On Sep 23, 2008, at 1:21 PM, Quincey Morris wrote:

On Sep 23, 2008, at 10:22, Eric Lee wrote:

Using bindings, how do you add an object (a textfield's string to be specific) to a NSMutableArray so that a table view can show the object?


You need to modify the array in a KVO-compliant manner, which means the array needs to be a property of some object in your data model. Then use:

[[myDataModelObject mutableArrayValueForKey: @"myArray"] addObject: newString];

In cases where it can be arranged, it would be better to implement and then use the indexed accessors for to-many relationships.


As a guideline, if you're using KVC with a compile-time-determined key, you probably shouldn't be.


In the simplest case, the array can just be an instance variable of the data model object, since KVC is capable of finding instance variables directly:

	@interface MyDataModel ... {
		NSMutableArray* myArray;
		...
• • • •
> [Exercise] From the text on adding objects to an array with bindings, output word for word the part that begins at "On Sep 23, 2008, at 10:22, Eric" and stops after "probably shouldn't be.".
• • • •
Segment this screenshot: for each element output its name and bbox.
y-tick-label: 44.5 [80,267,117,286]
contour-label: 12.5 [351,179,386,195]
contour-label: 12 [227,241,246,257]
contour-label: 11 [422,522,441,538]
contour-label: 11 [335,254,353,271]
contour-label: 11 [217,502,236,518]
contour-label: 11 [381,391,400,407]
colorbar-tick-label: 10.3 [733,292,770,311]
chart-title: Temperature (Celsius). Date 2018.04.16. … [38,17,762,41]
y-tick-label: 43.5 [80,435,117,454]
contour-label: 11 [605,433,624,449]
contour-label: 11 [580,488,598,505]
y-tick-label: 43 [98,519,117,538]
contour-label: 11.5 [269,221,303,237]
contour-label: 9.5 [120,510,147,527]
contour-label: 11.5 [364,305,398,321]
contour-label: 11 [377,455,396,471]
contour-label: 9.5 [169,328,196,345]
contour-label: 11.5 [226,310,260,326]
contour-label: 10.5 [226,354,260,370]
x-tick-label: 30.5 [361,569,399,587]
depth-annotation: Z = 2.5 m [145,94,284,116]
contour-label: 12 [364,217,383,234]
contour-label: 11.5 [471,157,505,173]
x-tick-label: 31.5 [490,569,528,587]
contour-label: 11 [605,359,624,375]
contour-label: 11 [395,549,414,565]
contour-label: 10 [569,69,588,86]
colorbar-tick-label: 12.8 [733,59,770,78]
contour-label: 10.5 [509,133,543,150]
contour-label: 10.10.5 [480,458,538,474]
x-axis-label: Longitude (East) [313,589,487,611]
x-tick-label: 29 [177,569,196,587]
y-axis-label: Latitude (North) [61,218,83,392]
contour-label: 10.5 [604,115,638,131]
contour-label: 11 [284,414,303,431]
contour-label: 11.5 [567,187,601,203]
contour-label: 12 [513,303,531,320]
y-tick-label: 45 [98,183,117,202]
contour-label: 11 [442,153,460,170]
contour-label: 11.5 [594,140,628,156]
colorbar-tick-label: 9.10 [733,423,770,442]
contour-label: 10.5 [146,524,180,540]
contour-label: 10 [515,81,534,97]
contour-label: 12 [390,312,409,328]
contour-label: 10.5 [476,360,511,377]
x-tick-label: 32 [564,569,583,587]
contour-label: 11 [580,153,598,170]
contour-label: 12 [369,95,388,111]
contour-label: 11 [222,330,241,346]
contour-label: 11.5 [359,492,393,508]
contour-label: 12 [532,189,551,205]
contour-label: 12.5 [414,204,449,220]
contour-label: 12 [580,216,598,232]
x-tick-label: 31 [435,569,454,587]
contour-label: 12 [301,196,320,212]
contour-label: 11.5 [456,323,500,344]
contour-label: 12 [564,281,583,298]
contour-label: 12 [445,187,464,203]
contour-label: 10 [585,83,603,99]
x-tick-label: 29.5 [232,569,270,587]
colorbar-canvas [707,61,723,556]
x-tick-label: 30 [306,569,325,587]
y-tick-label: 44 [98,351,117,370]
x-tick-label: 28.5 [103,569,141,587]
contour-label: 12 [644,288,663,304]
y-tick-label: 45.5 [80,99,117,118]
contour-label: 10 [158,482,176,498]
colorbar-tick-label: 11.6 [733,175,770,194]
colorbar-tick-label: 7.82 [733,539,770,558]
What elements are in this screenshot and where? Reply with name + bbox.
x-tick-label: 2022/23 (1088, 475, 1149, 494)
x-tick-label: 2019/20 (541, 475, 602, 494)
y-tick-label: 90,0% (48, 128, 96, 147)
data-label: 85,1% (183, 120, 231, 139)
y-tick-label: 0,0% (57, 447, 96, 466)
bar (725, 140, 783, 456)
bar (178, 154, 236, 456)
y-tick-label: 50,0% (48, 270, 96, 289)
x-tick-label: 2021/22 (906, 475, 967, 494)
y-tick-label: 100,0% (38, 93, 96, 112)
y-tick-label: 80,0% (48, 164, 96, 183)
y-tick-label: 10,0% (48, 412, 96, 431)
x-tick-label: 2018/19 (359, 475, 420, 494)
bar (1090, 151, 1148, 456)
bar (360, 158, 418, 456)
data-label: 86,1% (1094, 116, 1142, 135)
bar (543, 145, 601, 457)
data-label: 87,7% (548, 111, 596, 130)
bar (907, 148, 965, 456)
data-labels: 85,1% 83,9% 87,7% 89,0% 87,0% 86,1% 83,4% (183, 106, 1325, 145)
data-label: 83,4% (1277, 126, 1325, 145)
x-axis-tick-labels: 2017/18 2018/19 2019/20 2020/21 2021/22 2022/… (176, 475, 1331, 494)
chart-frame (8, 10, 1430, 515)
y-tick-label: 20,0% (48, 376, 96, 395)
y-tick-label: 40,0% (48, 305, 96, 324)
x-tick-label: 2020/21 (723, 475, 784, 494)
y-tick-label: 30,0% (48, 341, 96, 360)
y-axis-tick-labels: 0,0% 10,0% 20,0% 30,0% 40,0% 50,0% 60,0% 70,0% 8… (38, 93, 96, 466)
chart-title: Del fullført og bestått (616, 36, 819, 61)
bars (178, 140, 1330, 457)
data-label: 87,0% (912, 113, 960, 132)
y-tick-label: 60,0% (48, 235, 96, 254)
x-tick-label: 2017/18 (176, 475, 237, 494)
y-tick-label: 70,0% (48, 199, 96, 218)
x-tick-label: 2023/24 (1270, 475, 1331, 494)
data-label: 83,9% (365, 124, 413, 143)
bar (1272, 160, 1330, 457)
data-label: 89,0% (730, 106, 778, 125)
• • • •
> [Solution to this problem]
On Sep 23, 2008, at 10:22, Eric Lee wrote:

Using bindings, how do you add an object (a textfield's string to be specific) to a NSMutableArray so that a table view can show the object?


You need to modify the array in a KVO-compliant manner, which means the array needs to be a property of some object in your data model. Then use:

[[myDataModelObject mutableArrayValueForKey: @"myArray"] addObject: newString];

In cases where it can be arranged, it would be better to implement and then use the indexed accessors for to-many relationships.


As a guideline, if you're using KVC with a compile-time-determined key, you probably shouldn't be.